(TASK OBJECTIVE):
Return all the data below as it stands, minus the pictures.

SUPPLIED RECORDS start

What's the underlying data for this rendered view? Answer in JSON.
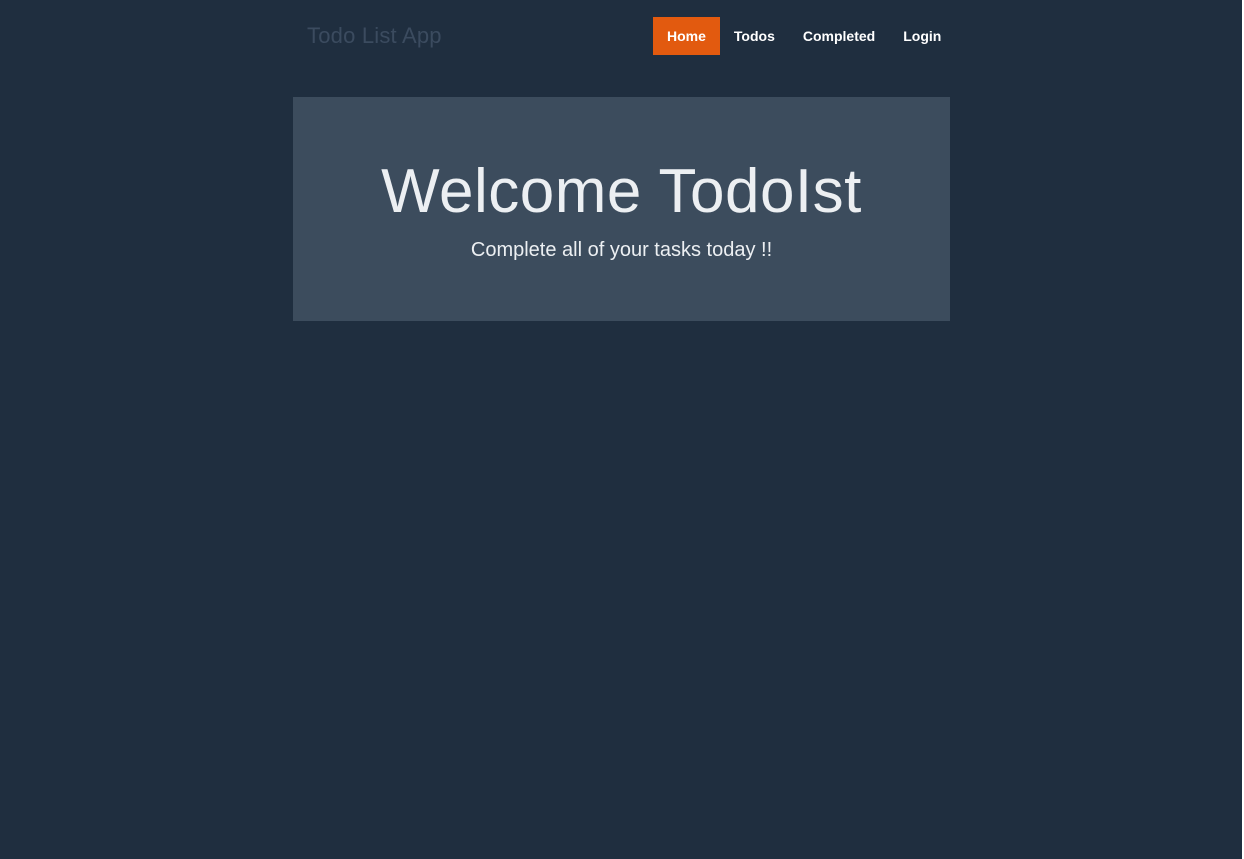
{
  "navbar": {
    "brand": "Todo List App",
    "items": [
      {
        "label": "Home",
        "active": true
      },
      {
        "label": "Todos",
        "active": false
      },
      {
        "label": "Completed",
        "active": false
      },
      {
        "label": "Login",
        "active": false
      }
    ]
  },
  "jumbotron": {
    "title": "Welcome TodoIst",
    "subtitle": "Complete all of your tasks today !!"
  },
  "colors": {
    "background": "#1f2e3f",
    "jumbotron": "#3c4c5d",
    "accent": "#e25a0f",
    "brand_text": "#3b4b5f",
    "text": "#eceff2"
  }
}
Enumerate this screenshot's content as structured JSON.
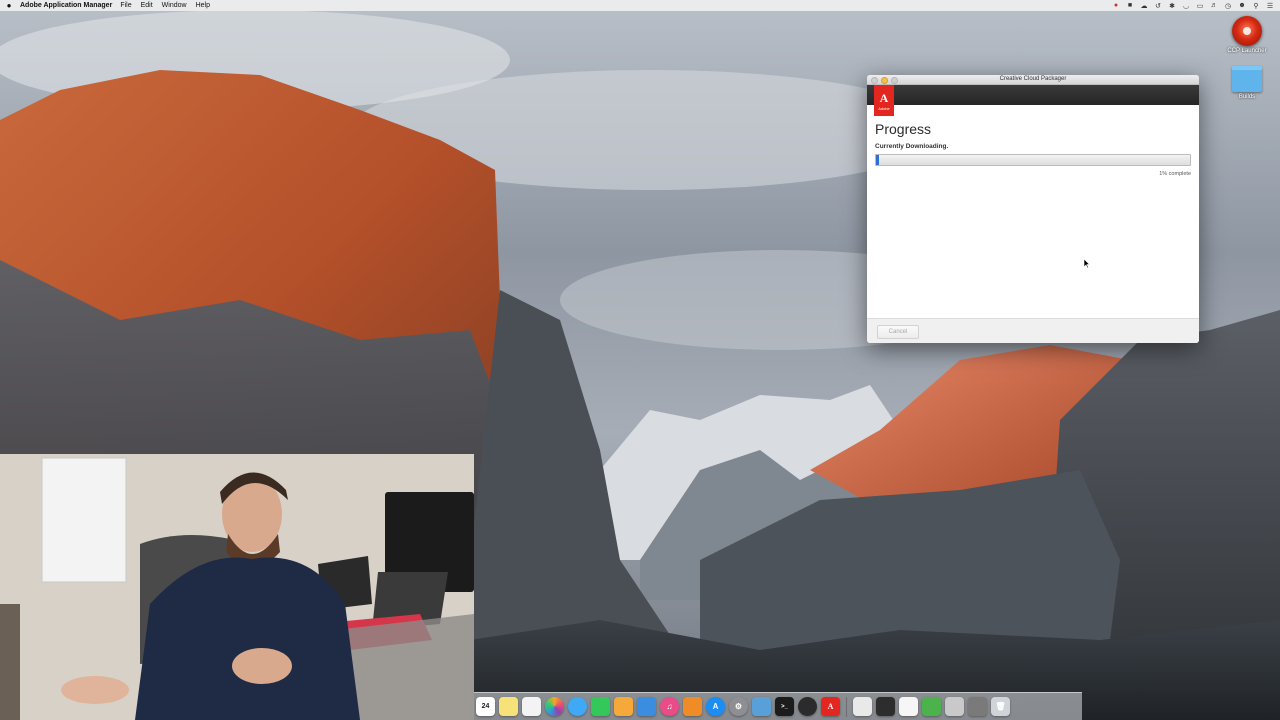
{
  "menubar": {
    "apple_symbol": "",
    "app_name": "Adobe Application Manager",
    "menus": [
      "File",
      "Edit",
      "Window",
      "Help"
    ]
  },
  "desktop": {
    "icons": [
      {
        "label": "CCP Launcher",
        "icon": "ccp-launcher-icon"
      },
      {
        "label": "Builds",
        "icon": "folder-icon"
      }
    ]
  },
  "window": {
    "title": "Creative Cloud Packager",
    "logo_text": "A",
    "logo_subtext": "Adobe",
    "heading": "Progress",
    "status": "Currently Downloading.",
    "progress_percent": 1,
    "progress_label": "1% complete",
    "cancel_label": "Cancel",
    "cancel_enabled": false
  },
  "dock": {
    "calendar_day": "24",
    "apps": [
      "calendar",
      "notes",
      "reminders",
      "photos",
      "messages",
      "facetime",
      "pages",
      "keynote",
      "itunes",
      "ibooks",
      "app-store",
      "system-preferences",
      "preview",
      "terminal",
      "obs",
      "adobe-application-manager",
      "documents",
      "screen-recording",
      "textedit",
      "finder-doc",
      "downloads",
      "trash"
    ]
  },
  "colors": {
    "adobe_red": "#e3261f",
    "progress_blue": "#2f6fd0",
    "window_header": "#2c2c2c"
  }
}
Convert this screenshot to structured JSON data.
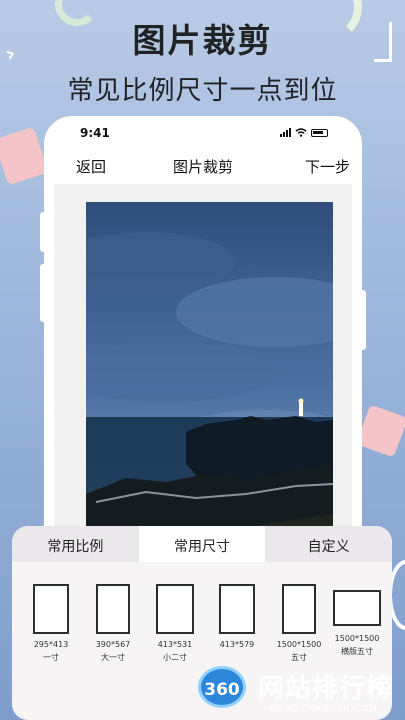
{
  "promo": {
    "title": "图片裁剪",
    "subtitle": "常见比例尺寸一点到位"
  },
  "status_bar": {
    "time": "9:41"
  },
  "nav": {
    "back": "返回",
    "title": "图片裁剪",
    "next": "下一步"
  },
  "tabs": [
    {
      "label": "常用比例",
      "active": false
    },
    {
      "label": "常用尺寸",
      "active": true
    },
    {
      "label": "自定义",
      "active": false
    }
  ],
  "sizes": [
    {
      "dims": "295*413",
      "name": "一寸"
    },
    {
      "dims": "390*567",
      "name": "大一寸"
    },
    {
      "dims": "413*531",
      "name": "小二寸"
    },
    {
      "dims": "413*579",
      "name": ""
    },
    {
      "dims": "1500*1500",
      "name": "五寸"
    },
    {
      "dims": "1500*1500",
      "name": "横版五寸"
    }
  ],
  "watermark": {
    "badge": "360",
    "text": "网站排行榜",
    "url": "-WANGZHAN360.COM"
  },
  "colors": {
    "background_top": "#b8cbe6",
    "background_bottom": "#7f9dcb",
    "accent_pink": "#f4c4c8",
    "frame_border": "#2b2f2b"
  }
}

SUPPLIED RECORDS end

(COMPLETED EXERCISE):
What's the underlying data for this rendered view? Answer in JSON.
{
  "navbar": {
    "brand": "Todo List App",
    "items": [
      {
        "label": "Home",
        "active": true
      },
      {
        "label": "Todos",
        "active": false
      },
      {
        "label": "Completed",
        "active": false
      },
      {
        "label": "Login",
        "active": false
      }
    ]
  },
  "jumbotron": {
    "title": "Welcome TodoIst",
    "subtitle": "Complete all of your tasks today !!"
  },
  "colors": {
    "background": "#1f2e3f",
    "jumbotron": "#3c4c5d",
    "accent": "#e25a0f",
    "brand_text": "#3b4b5f",
    "text": "#eceff2"
  }
}
Enumerate this screenshot's content as structured JSON.
{
  "menubar": {
    "apple_symbol": "",
    "app_name": "Adobe Application Manager",
    "menus": [
      "File",
      "Edit",
      "Window",
      "Help"
    ]
  },
  "desktop": {
    "icons": [
      {
        "label": "CCP Launcher",
        "icon": "ccp-launcher-icon"
      },
      {
        "label": "Builds",
        "icon": "folder-icon"
      }
    ]
  },
  "window": {
    "title": "Creative Cloud Packager",
    "logo_text": "A",
    "logo_subtext": "Adobe",
    "heading": "Progress",
    "status": "Currently Downloading.",
    "progress_percent": 1,
    "progress_label": "1% complete",
    "cancel_label": "Cancel",
    "cancel_enabled": false
  },
  "dock": {
    "calendar_day": "24",
    "apps": [
      "calendar",
      "notes",
      "reminders",
      "photos",
      "messages",
      "facetime",
      "pages",
      "keynote",
      "itunes",
      "ibooks",
      "app-store",
      "system-preferences",
      "preview",
      "terminal",
      "obs",
      "adobe-application-manager",
      "documents",
      "screen-recording",
      "textedit",
      "finder-doc",
      "downloads",
      "trash"
    ]
  },
  "colors": {
    "adobe_red": "#e3261f",
    "progress_blue": "#2f6fd0",
    "window_header": "#2c2c2c"
  }
}
Convert this screenshot to structured JSON data.
{
  "promo": {
    "title": "图片裁剪",
    "subtitle": "常见比例尺寸一点到位"
  },
  "status_bar": {
    "time": "9:41"
  },
  "nav": {
    "back": "返回",
    "title": "图片裁剪",
    "next": "下一步"
  },
  "tabs": [
    {
      "label": "常用比例",
      "active": false
    },
    {
      "label": "常用尺寸",
      "active": true
    },
    {
      "label": "自定义",
      "active": false
    }
  ],
  "sizes": [
    {
      "dims": "295*413",
      "name": "一寸"
    },
    {
      "dims": "390*567",
      "name": "大一寸"
    },
    {
      "dims": "413*531",
      "name": "小二寸"
    },
    {
      "dims": "413*579",
      "name": ""
    },
    {
      "dims": "1500*1500",
      "name": "五寸"
    },
    {
      "dims": "1500*1500",
      "name": "横版五寸"
    }
  ],
  "watermark": {
    "badge": "360",
    "text": "网站排行榜",
    "url": "-WANGZHAN360.COM"
  },
  "colors": {
    "background_top": "#b8cbe6",
    "background_bottom": "#7f9dcb",
    "accent_pink": "#f4c4c8",
    "frame_border": "#2b2f2b"
  }
}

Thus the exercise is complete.